> [Description of the task]:
Take each line containing "Average" and report it exactly as written.

> [Stored records]:
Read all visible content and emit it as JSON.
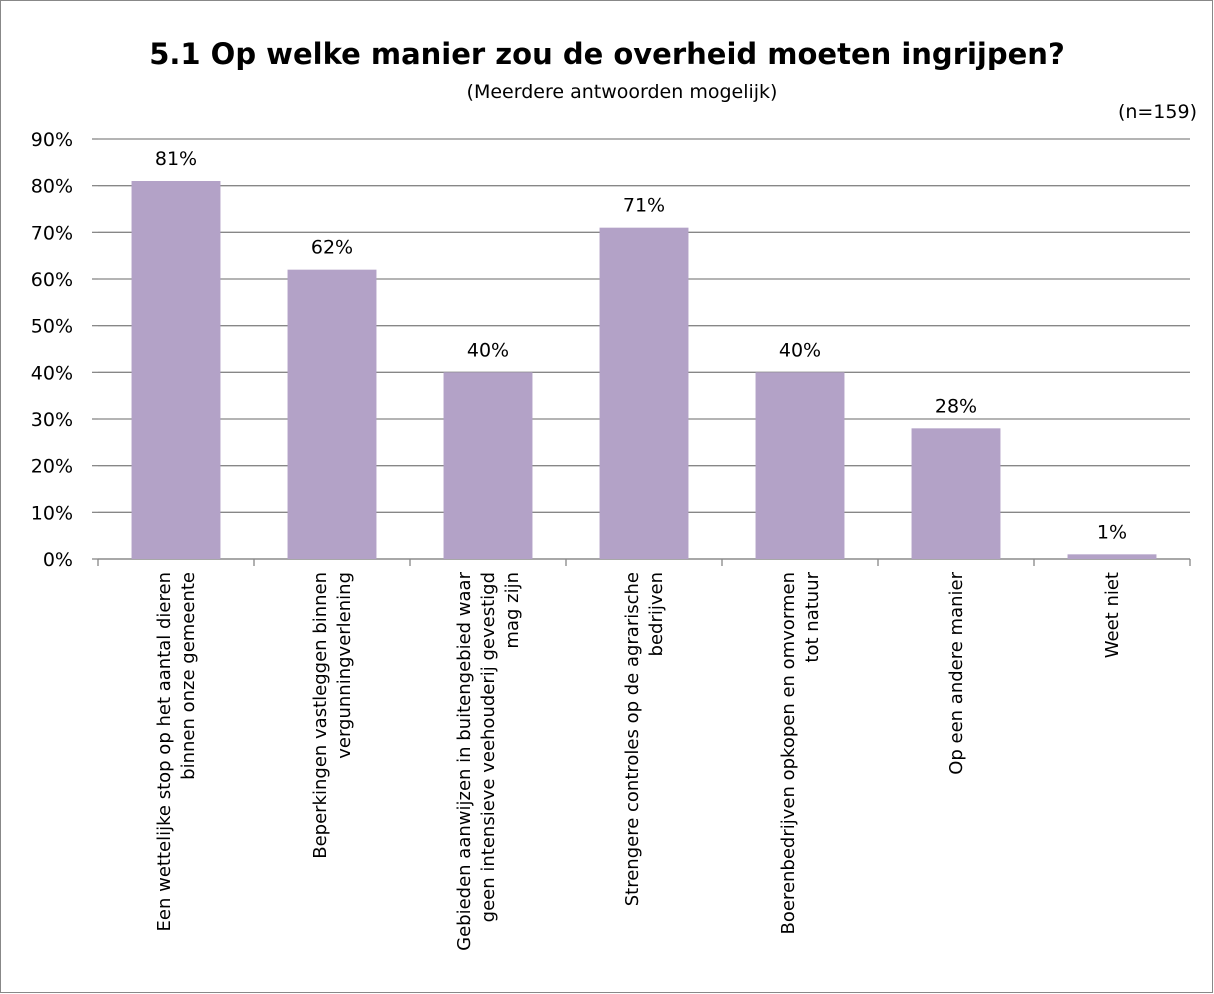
{
  "chart_data": {
    "type": "bar",
    "title": "5.1 Op welke manier zou de overheid moeten ingrijpen?",
    "subtitle": "(Meerdere antwoorden mogelijk)",
    "annotation": "(n=159)",
    "categories": [
      "Een wettelijke stop op het aantal dieren\nbinnen onze gemeente",
      "Beperkingen vastleggen binnen\nvergunningverlening",
      "Gebieden aanwijzen in buitengebied waar\ngeen intensieve veehouderij gevestigd\nmag zijn",
      "Strengere controles op de agrarische\nbedrijven",
      "Boerenbedrijven opkopen en omvormen\ntot natuur",
      "Op een andere manier",
      "Weet niet"
    ],
    "values": [
      81,
      62,
      40,
      71,
      40,
      28,
      1
    ],
    "value_labels": [
      "81%",
      "62%",
      "40%",
      "71%",
      "40%",
      "28%",
      "1%"
    ],
    "color": "#b3a2c7",
    "ylim": [
      0,
      90
    ],
    "yticks": [
      {
        "value": 0,
        "label": "0%"
      },
      {
        "value": 10,
        "label": "10%"
      },
      {
        "value": 20,
        "label": "20%"
      },
      {
        "value": 30,
        "label": "30%"
      },
      {
        "value": 40,
        "label": "40%"
      },
      {
        "value": 50,
        "label": "50%"
      },
      {
        "value": 60,
        "label": "60%"
      },
      {
        "value": 70,
        "label": "70%"
      },
      {
        "value": 80,
        "label": "80%"
      },
      {
        "value": 90,
        "label": "90%"
      }
    ],
    "grid": true
  }
}
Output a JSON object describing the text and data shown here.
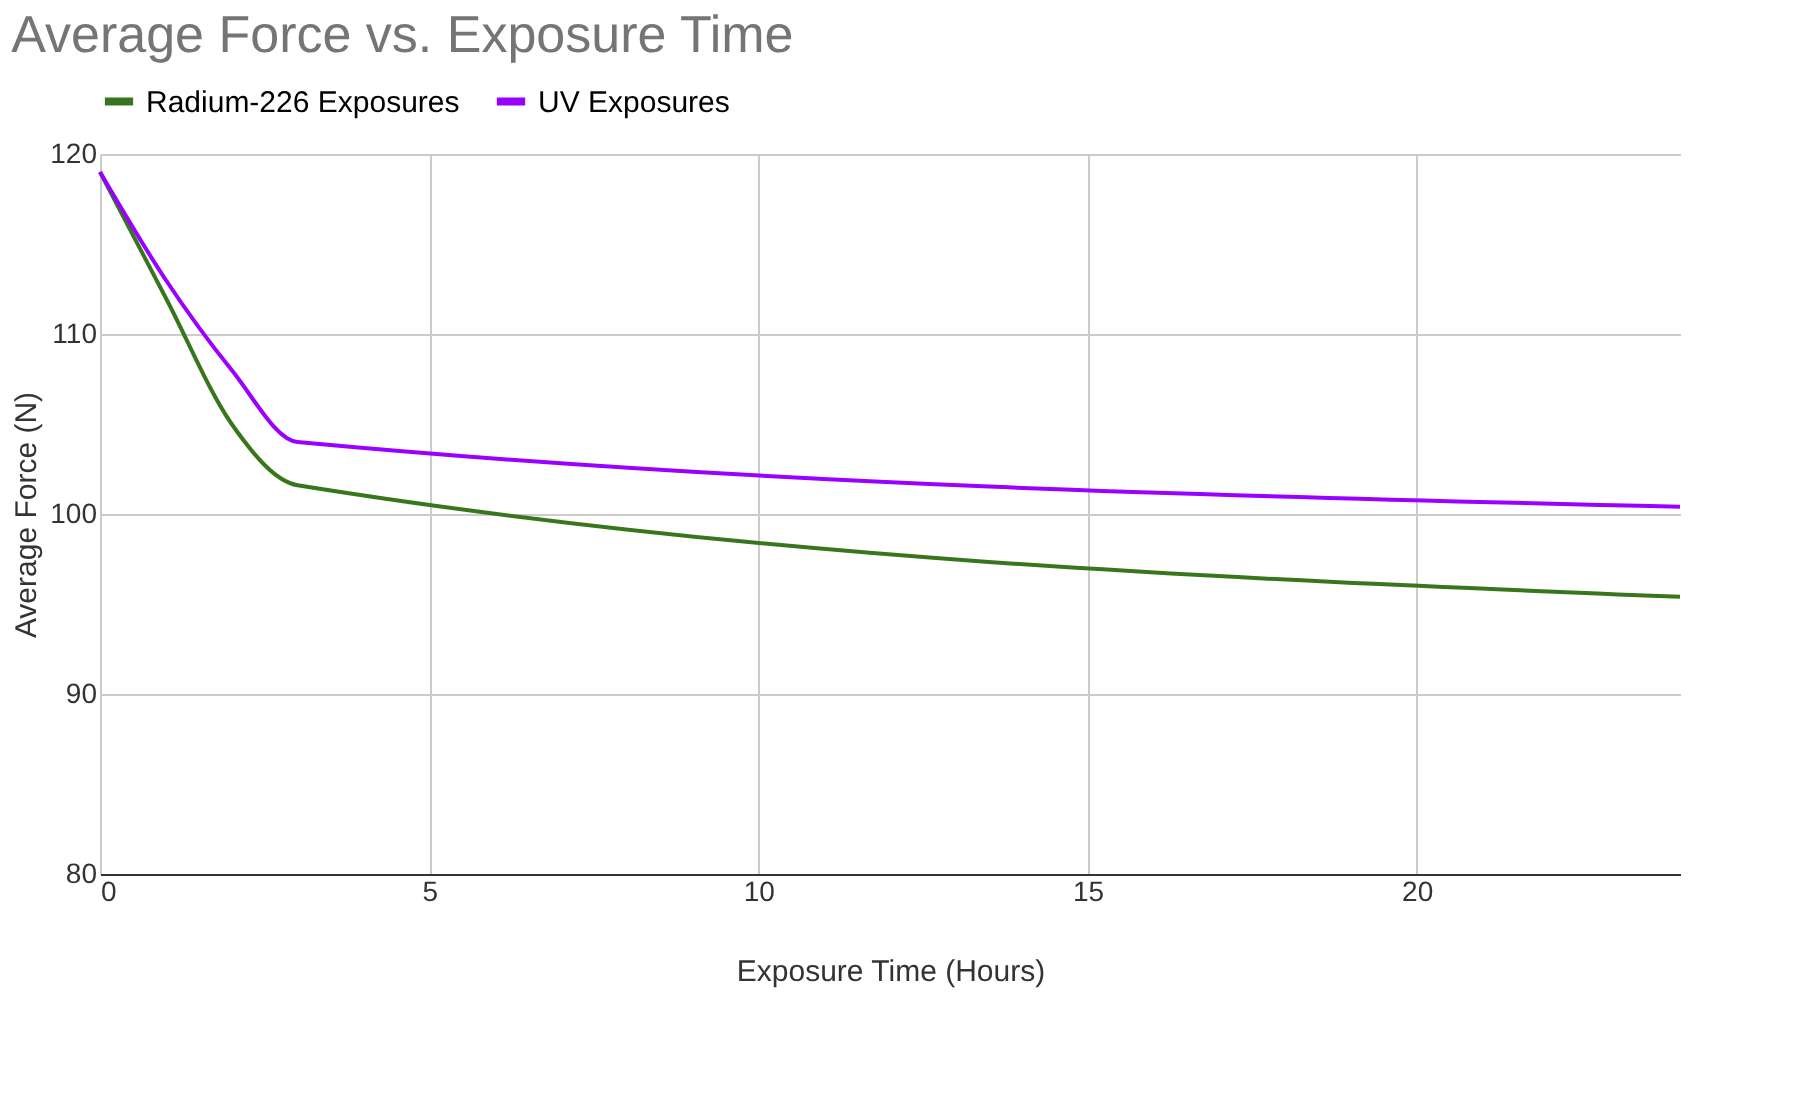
{
  "chart_data": {
    "type": "line",
    "title": "Average Force vs. Exposure Time",
    "xlabel": "Exposure Time (Hours)",
    "ylabel": "Average Force (N)",
    "x": [
      0,
      1,
      2,
      3,
      24
    ],
    "series": [
      {
        "name": "Radium-226 Exposures",
        "color": "#38761d",
        "values": [
          119,
          112,
          105,
          101.6,
          95.4
        ]
      },
      {
        "name": "UV Exposures",
        "color": "#9900ff",
        "values": [
          119,
          113,
          108,
          104,
          100.4
        ]
      }
    ],
    "xlim": [
      0,
      24
    ],
    "xticks": [
      0,
      5,
      10,
      15,
      20
    ],
    "ylim": [
      80,
      120
    ],
    "yticks": [
      80,
      90,
      100,
      110,
      120
    ],
    "grid": true,
    "legend": "top",
    "marker": "none",
    "line_style": "solid"
  }
}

> [Completed exercise]:
    "title": "Average Force vs. Exposure Time",
    "ylabel": "Average Force (N)",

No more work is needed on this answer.